◆ Stated task
Reproduce the listing below in its entirety. Change nothing.
------------------------------------------------------------------------
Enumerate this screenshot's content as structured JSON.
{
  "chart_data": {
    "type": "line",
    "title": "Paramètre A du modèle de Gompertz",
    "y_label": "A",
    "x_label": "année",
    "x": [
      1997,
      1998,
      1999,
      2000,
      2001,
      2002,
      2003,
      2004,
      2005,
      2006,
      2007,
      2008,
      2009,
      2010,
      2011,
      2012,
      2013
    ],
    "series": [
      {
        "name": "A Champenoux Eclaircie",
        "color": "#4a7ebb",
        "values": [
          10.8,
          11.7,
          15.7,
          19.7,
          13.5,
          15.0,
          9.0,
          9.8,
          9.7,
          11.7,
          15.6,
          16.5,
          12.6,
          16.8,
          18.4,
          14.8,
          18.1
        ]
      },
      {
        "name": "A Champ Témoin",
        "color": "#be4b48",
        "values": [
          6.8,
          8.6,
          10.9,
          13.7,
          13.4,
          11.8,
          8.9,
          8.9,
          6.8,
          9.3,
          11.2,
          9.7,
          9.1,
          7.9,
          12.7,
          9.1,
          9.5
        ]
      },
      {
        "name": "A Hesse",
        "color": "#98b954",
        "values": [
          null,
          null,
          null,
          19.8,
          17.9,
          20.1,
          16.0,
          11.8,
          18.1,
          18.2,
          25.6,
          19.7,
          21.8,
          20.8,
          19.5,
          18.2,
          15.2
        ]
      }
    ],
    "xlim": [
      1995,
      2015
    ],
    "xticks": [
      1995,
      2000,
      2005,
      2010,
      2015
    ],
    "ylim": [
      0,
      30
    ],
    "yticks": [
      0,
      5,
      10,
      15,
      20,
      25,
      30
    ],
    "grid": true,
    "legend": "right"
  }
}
------------------------------------------------------------------------
◆ Final result
Enumerate this screenshot's content as structured JSON.
{
  "chart_data": {
    "type": "line",
    "title": "Paramètre A du modèle de Gompertz",
    "y_label": "A",
    "x_label": "année",
    "x": [
      1997,
      1998,
      1999,
      2000,
      2001,
      2002,
      2003,
      2004,
      2005,
      2006,
      2007,
      2008,
      2009,
      2010,
      2011,
      2012,
      2013
    ],
    "series": [
      {
        "name": "A Champenoux Eclaircie",
        "color": "#4a7ebb",
        "values": [
          10.8,
          11.7,
          15.7,
          19.7,
          13.5,
          15.0,
          9.0,
          9.8,
          9.7,
          11.7,
          15.6,
          16.5,
          12.6,
          16.8,
          18.4,
          14.8,
          18.1
        ]
      },
      {
        "name": "A Champ Témoin",
        "color": "#be4b48",
        "values": [
          6.8,
          8.6,
          10.9,
          13.7,
          13.4,
          11.8,
          8.9,
          8.9,
          6.8,
          9.3,
          11.2,
          9.7,
          9.1,
          7.9,
          12.7,
          9.1,
          9.5
        ]
      },
      {
        "name": "A Hesse",
        "color": "#98b954",
        "values": [
          null,
          null,
          null,
          19.8,
          17.9,
          20.1,
          16.0,
          11.8,
          18.1,
          18.2,
          25.6,
          19.7,
          21.8,
          20.8,
          19.5,
          18.2,
          15.2
        ]
      }
    ],
    "xlim": [
      1995,
      2015
    ],
    "xticks": [
      1995,
      2000,
      2005,
      2010,
      2015
    ],
    "ylim": [
      0,
      30
    ],
    "yticks": [
      0,
      5,
      10,
      15,
      20,
      25,
      30
    ],
    "grid": true,
    "legend": "right"
  }
}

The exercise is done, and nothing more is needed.